## Task list
A. Retype everything in the merge-base documentation patch from "Add a technical" down to "insertions(+), 1 deletion(-)".
B. Write what comes next in the merge-base documentation patch, picking up after its last line.

All of lore.kernel.org
 help / color / mirror / Atom feed
From: "Kristofer Karlsson via GitGitGadget" <gitgitgadget@gmail.com>
To: git@vger.kernel.org
Cc: Derrick Stolee <stolee@gmail.com>,
	Elijah Newren <newren@gmail.com>,
	Kristofer Karlsson <krka@spotify.com>,
	Kristofer Karlsson <krka@spotify.com>
Subject: [PATCH v2 1/7] Documentation/technical: add paint-down-to-common doc
Date: Wed, 24 Jun 2026 12:14:07 +0000	[thread overview]
Message-ID: <19ed743bd10be5341eee040eb8070876b984773d.1782303254.git.gitgitgadget@gmail.com> (raw)
In-Reply-To: <pull.2149.v2.git.1782303254.gitgitgadget@gmail.com>

From: Kristofer Karlsson <krka@spotify.com>

Add a technical document describing the paint_down_to_common()
algorithm used for merge-base computation, covering the paint
walk, generation number regions, and termination conditions.

Signed-off-by: Kristofer Karlsson <krka@spotify.com>
---
 Documentation/Makefile                        |   1 +
 Documentation/technical/meson.build           |   1 +
 .../technical/paint-down-to-common.adoc       | 114 ++++++++++++++++++
 commit-reach.c                                |   6 +-
 4 files changed, 121 insertions(+), 1 deletion(-)
 create mode 100644 Documentation/technical/paint-down-to-common.adoc

diff --git a/Documentation/Makefile b/Documentation/Makefile
index 2699f0b24a..f8dea4b395 100644
--- a/Documentation/Makefile
+++ b/Documentation/Makefile
@@ -129,6 +129,7 @@ TECH_DOCS += technical/long-running-process-protocol
 TECH_DOCS += technical/multi-pack-index
 TECH_DOCS += technical/packfile-uri
 TECH_DOCS += technical/pack-heuristics
+TECH_DOCS += technical/paint-down-to-common
 TECH_DOCS += technical/parallel-checkout
 TECH_DOCS += technical/partial-clone
 TECH_DOCS += technical/platform-support
diff --git a/Documentation/technical/meson.build b/Documentation/technical/meson.build
index ec07088c57..9ce11d5e48 100644
--- a/Documentation/technical/meson.build
+++ b/Documentation/technical/meson.build
@@ -18,6 +18,7 @@ articles = [
   'multi-pack-index.adoc',
   'packfile-uri.adoc',
   'pack-heuristics.adoc',
+  'paint-down-to-common.adoc',
   'parallel-checkout.adoc',
   'partial-clone.adoc',
   'platform-support.adoc',
diff --git a/Documentation/technical/paint-down-to-common.adoc b/Documentation/technical/paint-down-to-common.adoc
new file mode 100644
index 0000000000..c10d5d2887
--- /dev/null
+++ b/Documentation/technical/paint-down-to-common.adoc
@@ -0,0 +1,114 @@
+Merge-Base Computation and paint_down_to_common()

## Collected data
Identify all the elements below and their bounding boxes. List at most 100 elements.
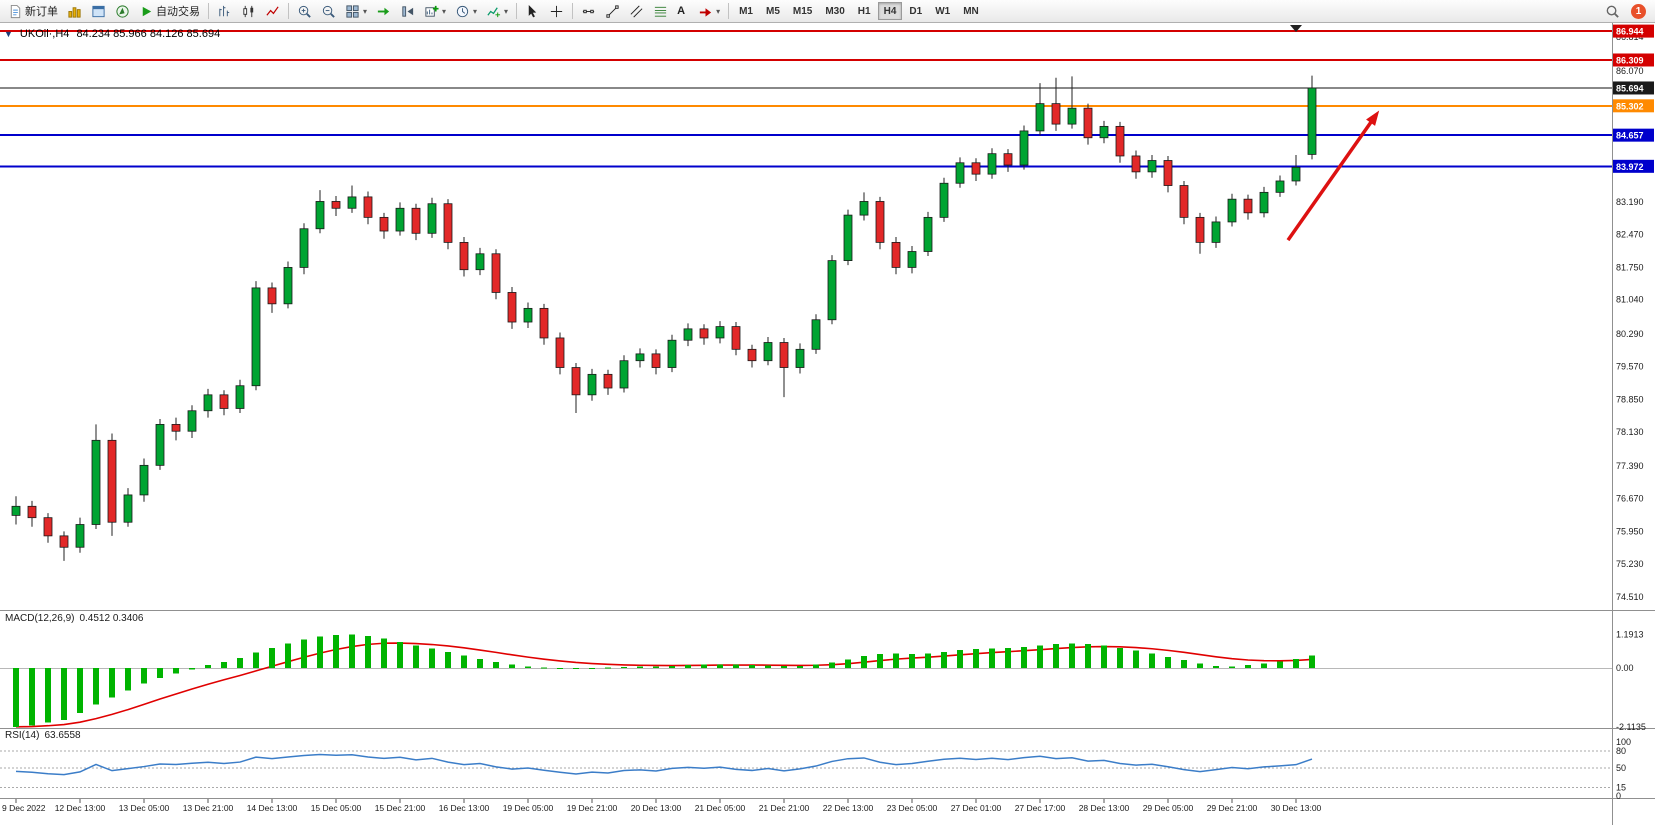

## Answers given
A.
Add a technical document describing the paint_down_to_common()
algorithm used for merge-base computation, covering the paint
walk, generation number regions, and termination conditions.

Signed-off-by: Kristofer Karlsson <krka@spotify.com>
---
 Documentation/Makefile                        |   1 +
 Documentation/technical/meson.build           |   1 +
 .../technical/paint-down-to-common.adoc       | 114 ++++++++++++++++++
 commit-reach.c                                |   6 +-
 4 files changed, 121 insertions(+), 1 deletion(-)

B.
+==================================================
+
+The function `paint_down_to_common()` in `commit-reach.c` computes merge
+bases by walking the commit graph backwards from two sets of tips and
+finding where their ancestry meets.
+
+Use cases
+---------
+
+Computing merge bases is used in two different ways:
+
+ 1. *Finding all merge bases* (`merge-base --all`, `merge-tree`,
+    `merge`, `rebase`). A merge base is a common ancestor that is
+    not itself an ancestor of another common ancestor.
+
+ 2. *Ancestry checks* (`in_merge_bases`, used by `merge-base
+    --is-ancestor`, `branch -d`, `fetch`). These ask: "is commit A
+    an ancestor of commit B?" If a common ancestor equals one of the
+    inputs, that input is necessarily the only merge base -- no other
+    common ancestor can be both as recent and not an ancestor of it.
+
+Both use cases share the same algorithm and implementation.
+
+Algorithm
+---------
+
+Given a commit `one` and a set of commits `twos[]`, the walk paints
+commits with two colors:
+
+  - PARENT1: reachable from `one`
+  - PARENT2: reachable from any commit in `twos[]`
+
+The walk uses a priority queue ordered by generation number (falling
+back to commit date when generation numbers are unavailable). Each
+step dequeues the highest-priority commit (this is when we say a
+commit is "visited") and propagates its paint flags to its parents,
+enqueuing them if they gained new flags. When a commit receives
+both PARENT1 and PARENT2, it is a merge-base candidate. A candidate
+gains the STALE flag so its ancestors propagate staleness -- any
+deeper common ancestor is necessarily redundant.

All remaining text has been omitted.